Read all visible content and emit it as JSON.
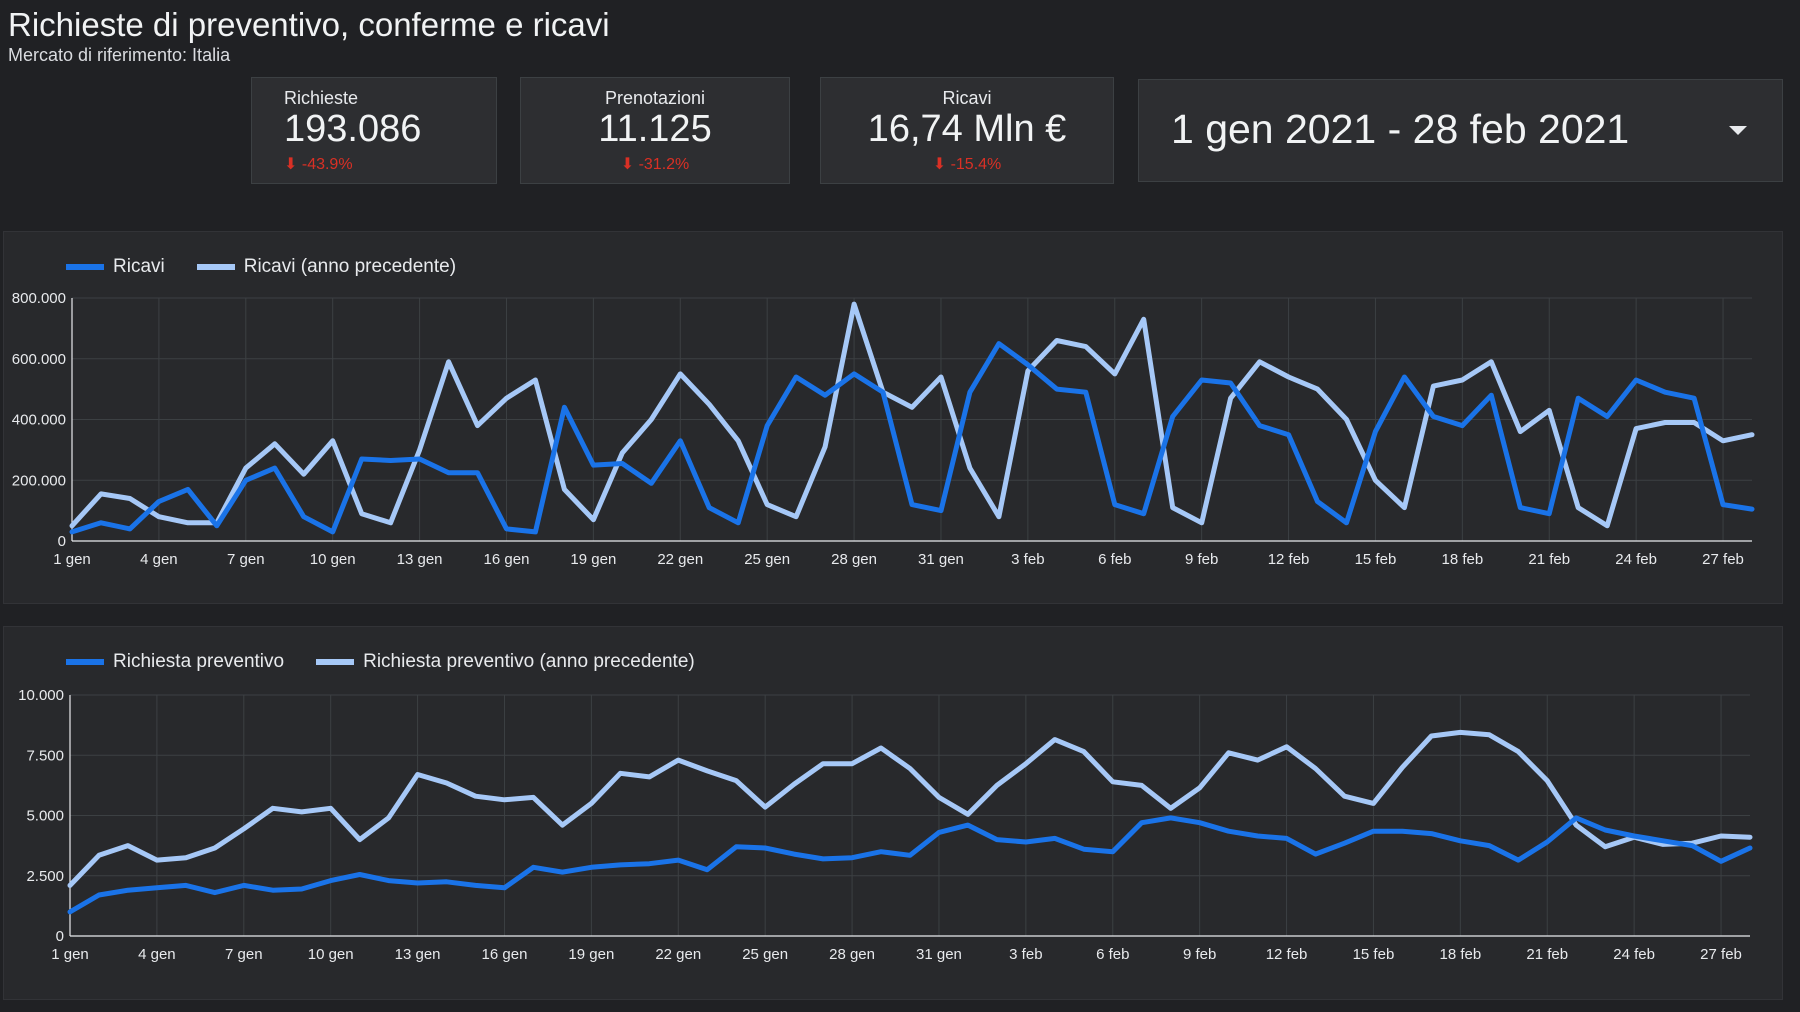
{
  "page": {
    "title": "Richieste di preventivo, conferme e ricavi",
    "subtitle": "Mercato di riferimento: Italia"
  },
  "kpis": [
    {
      "label": "Richieste",
      "value": "193.086",
      "delta": "-43.9%",
      "arrow": "⬇"
    },
    {
      "label": "Prenotazioni",
      "value": "11.125",
      "delta": "-31.2%",
      "arrow": "⬇"
    },
    {
      "label": "Ricavi",
      "value": "16,74 Mln €",
      "delta": "-15.4%",
      "arrow": "⬇"
    }
  ],
  "date_range": {
    "label": "1 gen 2021 - 28 feb 2021",
    "icon": "dropdown-caret-icon"
  },
  "colors": {
    "current": "#1a73e8",
    "previous": "#a6c8f7",
    "negative": "#d93025",
    "grid": "#3c4043"
  },
  "chart_data": [
    {
      "type": "line",
      "x_ticks": [
        "1 gen",
        "4 gen",
        "7 gen",
        "10 gen",
        "13 gen",
        "16 gen",
        "19 gen",
        "22 gen",
        "25 gen",
        "28 gen",
        "31 gen",
        "3 feb",
        "6 feb",
        "9 feb",
        "12 feb",
        "15 feb",
        "18 feb",
        "21 feb",
        "24 feb",
        "27 feb"
      ],
      "y_ticks": [
        "0",
        "200.000",
        "400.000",
        "600.000",
        "800.000"
      ],
      "ylim": [
        0,
        800000
      ],
      "grid": true,
      "legend_position": "top-left",
      "series": [
        {
          "name": "Ricavi",
          "color": "#1a73e8",
          "values": [
            30000,
            60000,
            40000,
            130000,
            170000,
            50000,
            200000,
            240000,
            80000,
            30000,
            270000,
            265000,
            270000,
            225000,
            225000,
            40000,
            30000,
            440000,
            250000,
            255000,
            190000,
            330000,
            110000,
            60000,
            380000,
            540000,
            480000,
            550000,
            490000,
            120000,
            100000,
            490000,
            650000,
            580000,
            500000,
            490000,
            120000,
            90000,
            410000,
            530000,
            520000,
            380000,
            350000,
            130000,
            60000,
            360000,
            540000,
            410000,
            380000,
            480000,
            110000,
            90000,
            470000,
            410000,
            530000,
            490000,
            470000,
            120000,
            105000
          ]
        },
        {
          "name": "Ricavi (anno precedente)",
          "color": "#a6c8f7",
          "values": [
            50000,
            155000,
            140000,
            80000,
            60000,
            60000,
            240000,
            320000,
            220000,
            330000,
            90000,
            60000,
            300000,
            590000,
            380000,
            470000,
            530000,
            170000,
            70000,
            290000,
            400000,
            550000,
            450000,
            330000,
            120000,
            80000,
            310000,
            780000,
            490000,
            440000,
            540000,
            240000,
            80000,
            560000,
            660000,
            640000,
            550000,
            730000,
            110000,
            60000,
            470000,
            590000,
            540000,
            500000,
            400000,
            200000,
            110000,
            510000,
            530000,
            590000,
            360000,
            430000,
            110000,
            50000,
            370000,
            390000,
            390000,
            330000,
            350000
          ]
        }
      ]
    },
    {
      "type": "line",
      "x_ticks": [
        "1 gen",
        "4 gen",
        "7 gen",
        "10 gen",
        "13 gen",
        "16 gen",
        "19 gen",
        "22 gen",
        "25 gen",
        "28 gen",
        "31 gen",
        "3 feb",
        "6 feb",
        "9 feb",
        "12 feb",
        "15 feb",
        "18 feb",
        "21 feb",
        "24 feb",
        "27 feb"
      ],
      "y_ticks": [
        "0",
        "2.500",
        "5.000",
        "7.500",
        "10.000"
      ],
      "ylim": [
        0,
        10000
      ],
      "grid": true,
      "legend_position": "top-left",
      "series": [
        {
          "name": "Richiesta preventivo",
          "color": "#1a73e8",
          "values": [
            1000,
            1700,
            1900,
            2000,
            2100,
            1800,
            2100,
            1900,
            1950,
            2300,
            2550,
            2300,
            2200,
            2250,
            2100,
            2000,
            2850,
            2650,
            2850,
            2950,
            3000,
            3150,
            2750,
            3700,
            3650,
            3400,
            3200,
            3250,
            3500,
            3350,
            4300,
            4600,
            4000,
            3900,
            4050,
            3600,
            3500,
            4700,
            4900,
            4700,
            4350,
            4150,
            4050,
            3400,
            3850,
            4350,
            4350,
            4250,
            3950,
            3750,
            3150,
            3900,
            4900,
            4400,
            4150,
            3950,
            3750,
            3100,
            3650
          ]
        },
        {
          "name": "Richiesta preventivo (anno precedente)",
          "color": "#a6c8f7",
          "values": [
            2100,
            3350,
            3750,
            3150,
            3250,
            3650,
            4450,
            5300,
            5150,
            5300,
            4000,
            4900,
            6700,
            6350,
            5800,
            5650,
            5750,
            4600,
            5500,
            6750,
            6600,
            7300,
            6850,
            6450,
            5350,
            6300,
            7150,
            7150,
            7800,
            6950,
            5750,
            5050,
            6250,
            7150,
            8150,
            7650,
            6400,
            6250,
            5300,
            6150,
            7600,
            7300,
            7850,
            6950,
            5800,
            5500,
            7000,
            8300,
            8450,
            8350,
            7650,
            6450,
            4600,
            3700,
            4100,
            3800,
            3850,
            4150,
            4100
          ]
        }
      ]
    }
  ]
}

-------------------------

Brief >>
Without including any picture, retype the entries exactly.

Correct output >>
Read all visible content and emit it as JSON.
{
  "page": {
    "title": "Richieste di preventivo, conferme e ricavi",
    "subtitle": "Mercato di riferimento: Italia"
  },
  "kpis": [
    {
      "label": "Richieste",
      "value": "193.086",
      "delta": "-43.9%",
      "arrow": "⬇"
    },
    {
      "label": "Prenotazioni",
      "value": "11.125",
      "delta": "-31.2%",
      "arrow": "⬇"
    },
    {
      "label": "Ricavi",
      "value": "16,74 Mln €",
      "delta": "-15.4%",
      "arrow": "⬇"
    }
  ],
  "date_range": {
    "label": "1 gen 2021 - 28 feb 2021",
    "icon": "dropdown-caret-icon"
  },
  "colors": {
    "current": "#1a73e8",
    "previous": "#a6c8f7",
    "negative": "#d93025",
    "grid": "#3c4043"
  },
  "chart_data": [
    {
      "type": "line",
      "x_ticks": [
        "1 gen",
        "4 gen",
        "7 gen",
        "10 gen",
        "13 gen",
        "16 gen",
        "19 gen",
        "22 gen",
        "25 gen",
        "28 gen",
        "31 gen",
        "3 feb",
        "6 feb",
        "9 feb",
        "12 feb",
        "15 feb",
        "18 feb",
        "21 feb",
        "24 feb",
        "27 feb"
      ],
      "y_ticks": [
        "0",
        "200.000",
        "400.000",
        "600.000",
        "800.000"
      ],
      "ylim": [
        0,
        800000
      ],
      "grid": true,
      "legend_position": "top-left",
      "series": [
        {
          "name": "Ricavi",
          "color": "#1a73e8",
          "values": [
            30000,
            60000,
            40000,
            130000,
            170000,
            50000,
            200000,
            240000,
            80000,
            30000,
            270000,
            265000,
            270000,
            225000,
            225000,
            40000,
            30000,
            440000,
            250000,
            255000,
            190000,
            330000,
            110000,
            60000,
            380000,
            540000,
            480000,
            550000,
            490000,
            120000,
            100000,
            490000,
            650000,
            580000,
            500000,
            490000,
            120000,
            90000,
            410000,
            530000,
            520000,
            380000,
            350000,
            130000,
            60000,
            360000,
            540000,
            410000,
            380000,
            480000,
            110000,
            90000,
            470000,
            410000,
            530000,
            490000,
            470000,
            120000,
            105000
          ]
        },
        {
          "name": "Ricavi (anno precedente)",
          "color": "#a6c8f7",
          "values": [
            50000,
            155000,
            140000,
            80000,
            60000,
            60000,
            240000,
            320000,
            220000,
            330000,
            90000,
            60000,
            300000,
            590000,
            380000,
            470000,
            530000,
            170000,
            70000,
            290000,
            400000,
            550000,
            450000,
            330000,
            120000,
            80000,
            310000,
            780000,
            490000,
            440000,
            540000,
            240000,
            80000,
            560000,
            660000,
            640000,
            550000,
            730000,
            110000,
            60000,
            470000,
            590000,
            540000,
            500000,
            400000,
            200000,
            110000,
            510000,
            530000,
            590000,
            360000,
            430000,
            110000,
            50000,
            370000,
            390000,
            390000,
            330000,
            350000
          ]
        }
      ]
    },
    {
      "type": "line",
      "x_ticks": [
        "1 gen",
        "4 gen",
        "7 gen",
        "10 gen",
        "13 gen",
        "16 gen",
        "19 gen",
        "22 gen",
        "25 gen",
        "28 gen",
        "31 gen",
        "3 feb",
        "6 feb",
        "9 feb",
        "12 feb",
        "15 feb",
        "18 feb",
        "21 feb",
        "24 feb",
        "27 feb"
      ],
      "y_ticks": [
        "0",
        "2.500",
        "5.000",
        "7.500",
        "10.000"
      ],
      "ylim": [
        0,
        10000
      ],
      "grid": true,
      "legend_position": "top-left",
      "series": [
        {
          "name": "Richiesta preventivo",
          "color": "#1a73e8",
          "values": [
            1000,
            1700,
            1900,
            2000,
            2100,
            1800,
            2100,
            1900,
            1950,
            2300,
            2550,
            2300,
            2200,
            2250,
            2100,
            2000,
            2850,
            2650,
            2850,
            2950,
            3000,
            3150,
            2750,
            3700,
            3650,
            3400,
            3200,
            3250,
            3500,
            3350,
            4300,
            4600,
            4000,
            3900,
            4050,
            3600,
            3500,
            4700,
            4900,
            4700,
            4350,
            4150,
            4050,
            3400,
            3850,
            4350,
            4350,
            4250,
            3950,
            3750,
            3150,
            3900,
            4900,
            4400,
            4150,
            3950,
            3750,
            3100,
            3650
          ]
        },
        {
          "name": "Richiesta preventivo (anno precedente)",
          "color": "#a6c8f7",
          "values": [
            2100,
            3350,
            3750,
            3150,
            3250,
            3650,
            4450,
            5300,
            5150,
            5300,
            4000,
            4900,
            6700,
            6350,
            5800,
            5650,
            5750,
            4600,
            5500,
            6750,
            6600,
            7300,
            6850,
            6450,
            5350,
            6300,
            7150,
            7150,
            7800,
            6950,
            5750,
            5050,
            6250,
            7150,
            8150,
            7650,
            6400,
            6250,
            5300,
            6150,
            7600,
            7300,
            7850,
            6950,
            5800,
            5500,
            7000,
            8300,
            8450,
            8350,
            7650,
            6450,
            4600,
            3700,
            4100,
            3800,
            3850,
            4150,
            4100
          ]
        }
      ]
    }
  ]
}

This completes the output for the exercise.